— Your task —
Reproduce each line bearing the word "rotation".

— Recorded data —
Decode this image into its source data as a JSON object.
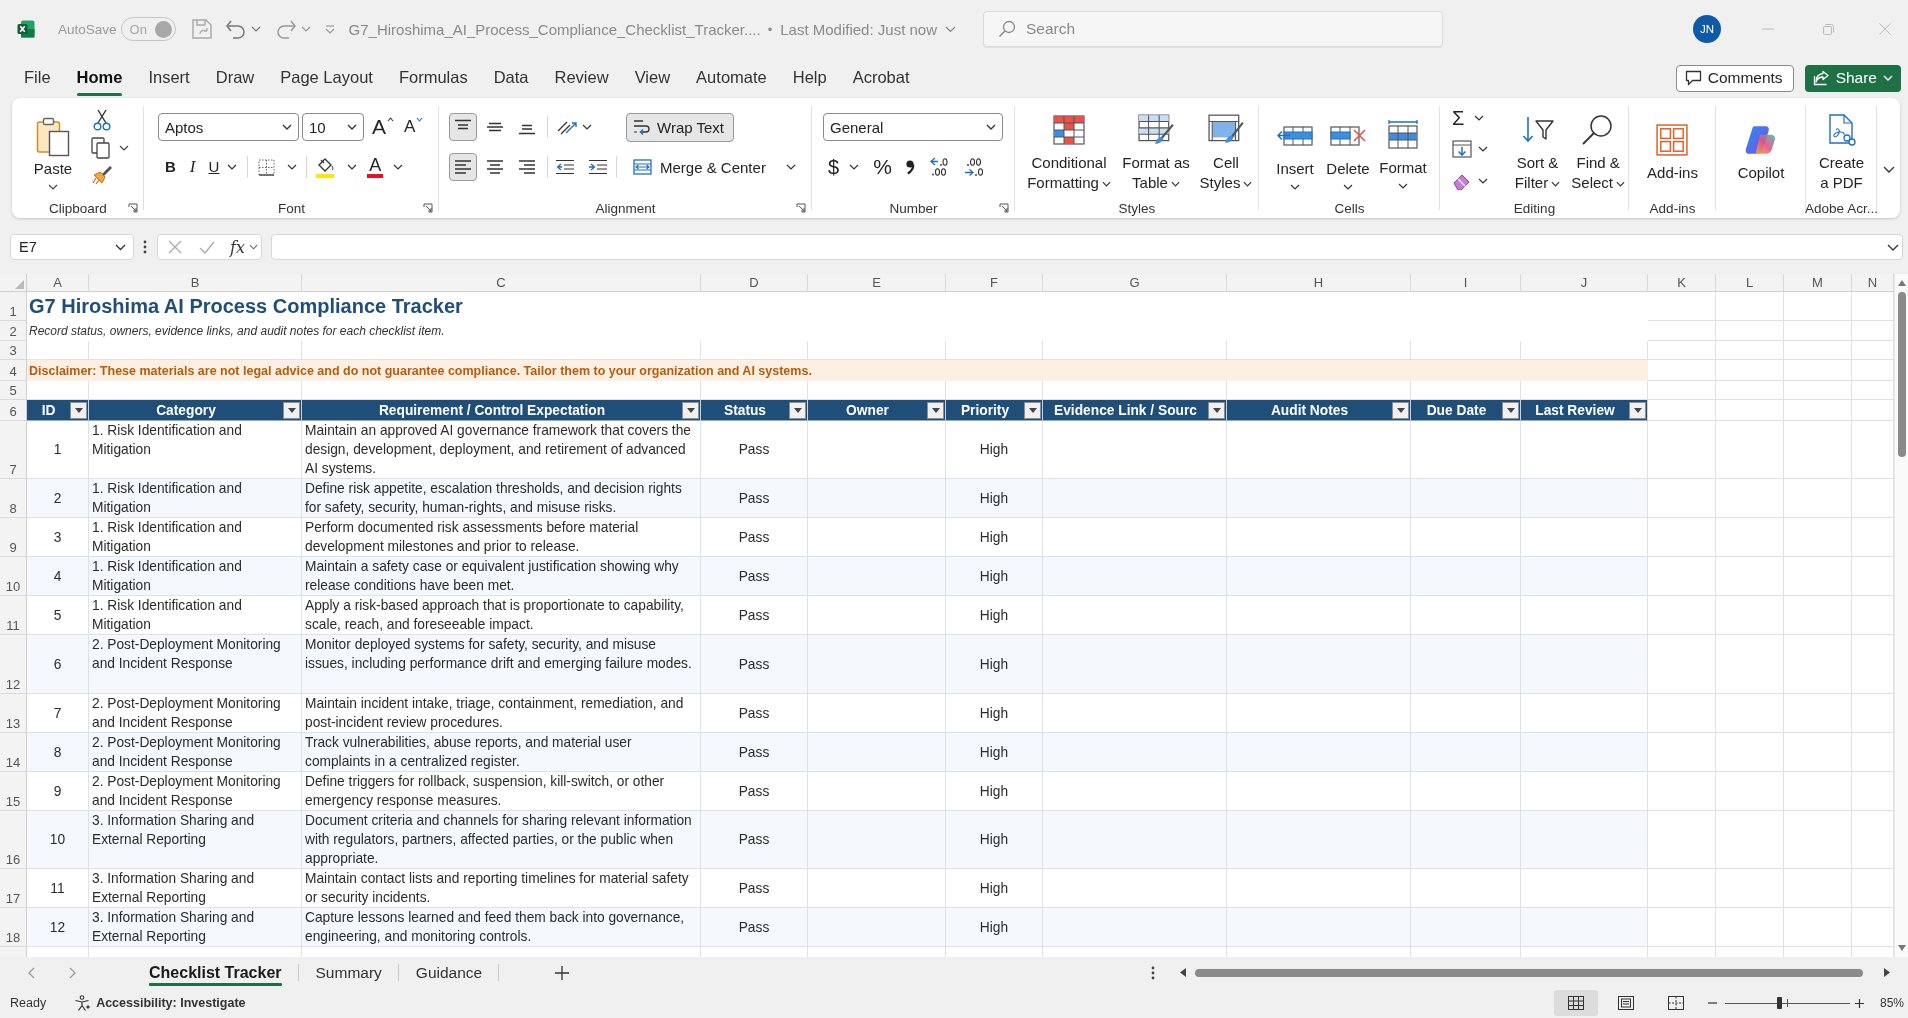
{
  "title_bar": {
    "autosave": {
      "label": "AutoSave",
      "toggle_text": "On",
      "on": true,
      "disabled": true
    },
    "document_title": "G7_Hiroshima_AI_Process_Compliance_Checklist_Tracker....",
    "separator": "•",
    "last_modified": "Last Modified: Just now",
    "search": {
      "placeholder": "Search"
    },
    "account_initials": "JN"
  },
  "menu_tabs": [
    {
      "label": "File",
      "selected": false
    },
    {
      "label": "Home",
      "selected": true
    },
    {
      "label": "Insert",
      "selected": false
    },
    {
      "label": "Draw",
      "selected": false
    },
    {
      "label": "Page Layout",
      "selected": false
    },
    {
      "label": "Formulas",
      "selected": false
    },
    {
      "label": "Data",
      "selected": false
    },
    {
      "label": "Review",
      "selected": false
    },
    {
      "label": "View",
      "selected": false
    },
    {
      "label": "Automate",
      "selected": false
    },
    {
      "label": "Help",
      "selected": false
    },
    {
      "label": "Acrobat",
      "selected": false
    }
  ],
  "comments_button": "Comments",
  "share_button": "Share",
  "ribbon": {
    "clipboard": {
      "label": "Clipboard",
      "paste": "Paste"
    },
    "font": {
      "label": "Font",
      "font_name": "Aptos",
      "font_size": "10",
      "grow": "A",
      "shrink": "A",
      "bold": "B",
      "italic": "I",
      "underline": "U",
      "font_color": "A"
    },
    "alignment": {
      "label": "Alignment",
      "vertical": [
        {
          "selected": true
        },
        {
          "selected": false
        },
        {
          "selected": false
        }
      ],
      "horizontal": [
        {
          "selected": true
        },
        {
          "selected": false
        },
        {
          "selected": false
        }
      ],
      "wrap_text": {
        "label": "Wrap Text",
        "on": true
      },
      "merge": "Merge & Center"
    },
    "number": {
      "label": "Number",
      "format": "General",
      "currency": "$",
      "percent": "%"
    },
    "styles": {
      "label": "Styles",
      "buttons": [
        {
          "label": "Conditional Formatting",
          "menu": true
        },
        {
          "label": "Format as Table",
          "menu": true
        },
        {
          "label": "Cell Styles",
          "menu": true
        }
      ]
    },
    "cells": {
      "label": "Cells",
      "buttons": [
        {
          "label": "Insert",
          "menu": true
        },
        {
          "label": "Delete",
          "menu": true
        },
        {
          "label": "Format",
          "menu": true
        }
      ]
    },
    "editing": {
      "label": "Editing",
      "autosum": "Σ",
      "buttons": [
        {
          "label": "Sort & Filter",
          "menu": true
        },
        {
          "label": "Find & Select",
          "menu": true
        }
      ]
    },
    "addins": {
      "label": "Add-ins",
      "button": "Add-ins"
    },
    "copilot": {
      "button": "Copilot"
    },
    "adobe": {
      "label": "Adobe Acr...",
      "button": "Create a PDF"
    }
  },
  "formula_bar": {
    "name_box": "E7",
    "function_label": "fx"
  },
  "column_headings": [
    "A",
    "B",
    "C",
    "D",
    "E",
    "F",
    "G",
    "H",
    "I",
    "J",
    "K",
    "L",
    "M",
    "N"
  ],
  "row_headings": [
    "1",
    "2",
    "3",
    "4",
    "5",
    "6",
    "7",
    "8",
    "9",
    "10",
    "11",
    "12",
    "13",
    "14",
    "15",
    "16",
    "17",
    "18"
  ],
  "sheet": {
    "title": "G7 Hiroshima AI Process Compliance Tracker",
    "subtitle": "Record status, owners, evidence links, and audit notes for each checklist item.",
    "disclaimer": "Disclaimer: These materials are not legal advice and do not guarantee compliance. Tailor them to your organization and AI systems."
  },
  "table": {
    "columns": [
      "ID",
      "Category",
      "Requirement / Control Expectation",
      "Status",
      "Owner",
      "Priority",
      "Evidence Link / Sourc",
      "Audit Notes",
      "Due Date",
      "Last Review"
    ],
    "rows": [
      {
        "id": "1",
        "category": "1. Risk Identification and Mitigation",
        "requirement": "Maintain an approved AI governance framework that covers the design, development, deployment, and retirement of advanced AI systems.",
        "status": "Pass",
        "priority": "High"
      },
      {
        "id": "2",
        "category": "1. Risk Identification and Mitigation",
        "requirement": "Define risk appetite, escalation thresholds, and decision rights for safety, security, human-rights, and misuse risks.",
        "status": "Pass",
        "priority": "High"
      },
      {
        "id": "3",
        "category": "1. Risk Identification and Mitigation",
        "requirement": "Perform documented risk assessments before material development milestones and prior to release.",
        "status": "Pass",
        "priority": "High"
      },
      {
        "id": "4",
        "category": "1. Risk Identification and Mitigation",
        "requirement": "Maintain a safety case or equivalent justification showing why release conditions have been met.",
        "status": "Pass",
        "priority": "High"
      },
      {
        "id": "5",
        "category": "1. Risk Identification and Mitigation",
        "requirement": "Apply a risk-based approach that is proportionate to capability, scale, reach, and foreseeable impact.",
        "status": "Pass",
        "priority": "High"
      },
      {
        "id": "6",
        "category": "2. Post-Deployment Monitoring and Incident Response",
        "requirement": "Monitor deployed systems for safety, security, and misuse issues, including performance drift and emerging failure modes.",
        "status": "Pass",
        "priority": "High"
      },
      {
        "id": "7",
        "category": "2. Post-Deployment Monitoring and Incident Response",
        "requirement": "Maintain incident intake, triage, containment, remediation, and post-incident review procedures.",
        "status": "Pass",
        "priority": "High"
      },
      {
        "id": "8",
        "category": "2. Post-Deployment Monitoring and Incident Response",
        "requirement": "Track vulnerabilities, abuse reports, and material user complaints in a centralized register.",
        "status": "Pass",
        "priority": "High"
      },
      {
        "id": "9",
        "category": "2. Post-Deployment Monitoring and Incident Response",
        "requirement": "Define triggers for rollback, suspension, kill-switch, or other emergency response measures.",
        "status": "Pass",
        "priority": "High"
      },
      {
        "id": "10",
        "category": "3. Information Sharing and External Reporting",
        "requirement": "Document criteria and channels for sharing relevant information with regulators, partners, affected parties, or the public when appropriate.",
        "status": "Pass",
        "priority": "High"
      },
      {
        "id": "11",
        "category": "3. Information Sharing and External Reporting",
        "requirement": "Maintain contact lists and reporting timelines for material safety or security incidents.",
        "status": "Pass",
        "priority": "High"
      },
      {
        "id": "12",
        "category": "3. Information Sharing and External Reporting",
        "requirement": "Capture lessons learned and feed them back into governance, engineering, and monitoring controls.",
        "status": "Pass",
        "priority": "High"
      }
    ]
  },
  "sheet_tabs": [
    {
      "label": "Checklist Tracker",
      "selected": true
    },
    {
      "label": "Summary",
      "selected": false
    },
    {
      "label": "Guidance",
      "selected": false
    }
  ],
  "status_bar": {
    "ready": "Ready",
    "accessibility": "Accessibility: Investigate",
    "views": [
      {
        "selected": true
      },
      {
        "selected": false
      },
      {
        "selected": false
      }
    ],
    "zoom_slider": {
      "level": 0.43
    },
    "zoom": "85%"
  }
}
==
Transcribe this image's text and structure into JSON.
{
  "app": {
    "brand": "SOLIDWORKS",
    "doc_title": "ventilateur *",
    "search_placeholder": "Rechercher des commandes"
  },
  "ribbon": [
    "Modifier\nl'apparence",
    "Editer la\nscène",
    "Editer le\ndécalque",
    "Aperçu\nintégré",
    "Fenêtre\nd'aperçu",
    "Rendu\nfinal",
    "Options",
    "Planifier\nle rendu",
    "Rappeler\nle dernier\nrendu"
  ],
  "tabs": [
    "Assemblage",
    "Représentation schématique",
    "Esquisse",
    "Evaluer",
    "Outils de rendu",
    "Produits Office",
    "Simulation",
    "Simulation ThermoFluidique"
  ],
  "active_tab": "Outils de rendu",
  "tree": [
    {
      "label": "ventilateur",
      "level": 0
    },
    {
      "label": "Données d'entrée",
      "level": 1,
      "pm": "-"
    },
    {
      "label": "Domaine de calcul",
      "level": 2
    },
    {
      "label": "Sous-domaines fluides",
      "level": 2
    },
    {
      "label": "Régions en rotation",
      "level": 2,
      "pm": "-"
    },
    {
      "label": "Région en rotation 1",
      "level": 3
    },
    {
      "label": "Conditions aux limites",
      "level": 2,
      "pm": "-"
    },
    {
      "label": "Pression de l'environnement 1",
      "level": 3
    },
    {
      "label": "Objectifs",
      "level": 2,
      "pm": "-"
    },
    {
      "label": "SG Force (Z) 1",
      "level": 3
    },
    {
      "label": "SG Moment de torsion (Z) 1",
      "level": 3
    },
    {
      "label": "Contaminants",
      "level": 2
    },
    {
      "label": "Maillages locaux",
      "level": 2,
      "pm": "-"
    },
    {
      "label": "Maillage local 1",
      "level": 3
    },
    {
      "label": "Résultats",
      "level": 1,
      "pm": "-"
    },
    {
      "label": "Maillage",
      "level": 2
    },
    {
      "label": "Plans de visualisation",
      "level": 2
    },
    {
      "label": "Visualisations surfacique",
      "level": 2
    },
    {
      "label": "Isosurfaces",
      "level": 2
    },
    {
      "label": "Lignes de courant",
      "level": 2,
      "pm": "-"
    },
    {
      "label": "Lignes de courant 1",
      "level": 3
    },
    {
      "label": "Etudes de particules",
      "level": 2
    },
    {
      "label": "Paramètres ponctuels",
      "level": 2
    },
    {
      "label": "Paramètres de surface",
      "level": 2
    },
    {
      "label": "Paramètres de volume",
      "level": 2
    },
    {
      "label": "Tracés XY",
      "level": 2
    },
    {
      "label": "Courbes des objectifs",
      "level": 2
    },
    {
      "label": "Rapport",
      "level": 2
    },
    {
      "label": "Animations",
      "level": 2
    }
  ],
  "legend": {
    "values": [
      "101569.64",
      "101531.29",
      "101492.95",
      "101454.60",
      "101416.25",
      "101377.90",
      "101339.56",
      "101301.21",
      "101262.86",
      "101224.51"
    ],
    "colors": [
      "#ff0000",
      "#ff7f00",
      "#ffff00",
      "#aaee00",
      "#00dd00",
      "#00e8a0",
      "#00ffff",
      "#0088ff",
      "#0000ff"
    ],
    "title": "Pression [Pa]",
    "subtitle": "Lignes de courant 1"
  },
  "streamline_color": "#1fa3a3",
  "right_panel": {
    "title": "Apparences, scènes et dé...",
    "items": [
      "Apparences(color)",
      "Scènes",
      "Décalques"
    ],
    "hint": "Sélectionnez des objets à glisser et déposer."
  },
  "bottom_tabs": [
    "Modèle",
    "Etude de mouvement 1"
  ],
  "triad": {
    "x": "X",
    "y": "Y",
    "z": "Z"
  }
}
...
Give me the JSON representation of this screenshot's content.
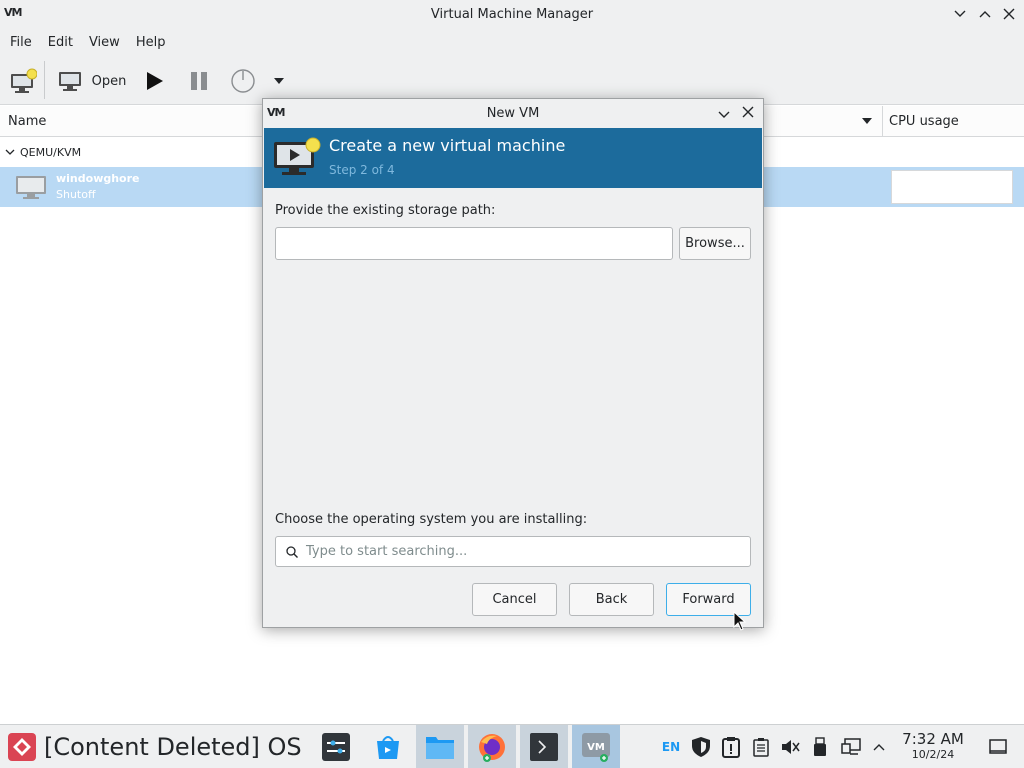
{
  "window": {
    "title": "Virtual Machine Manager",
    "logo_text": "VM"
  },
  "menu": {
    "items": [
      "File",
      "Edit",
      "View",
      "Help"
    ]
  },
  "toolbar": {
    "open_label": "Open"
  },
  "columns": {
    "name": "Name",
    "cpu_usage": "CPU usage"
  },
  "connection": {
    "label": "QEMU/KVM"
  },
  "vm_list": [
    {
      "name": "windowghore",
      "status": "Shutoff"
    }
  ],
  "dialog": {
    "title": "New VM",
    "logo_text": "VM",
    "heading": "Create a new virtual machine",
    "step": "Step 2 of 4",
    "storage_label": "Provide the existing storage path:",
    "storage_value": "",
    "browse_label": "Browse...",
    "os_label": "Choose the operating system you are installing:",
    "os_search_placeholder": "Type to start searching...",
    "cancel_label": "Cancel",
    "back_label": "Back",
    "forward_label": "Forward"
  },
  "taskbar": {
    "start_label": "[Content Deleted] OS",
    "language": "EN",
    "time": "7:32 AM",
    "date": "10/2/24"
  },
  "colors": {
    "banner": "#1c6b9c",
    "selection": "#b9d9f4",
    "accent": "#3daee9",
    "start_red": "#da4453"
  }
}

— Answer —
      "label": "Régions en rotation",
      "label": "Région en rotation 1",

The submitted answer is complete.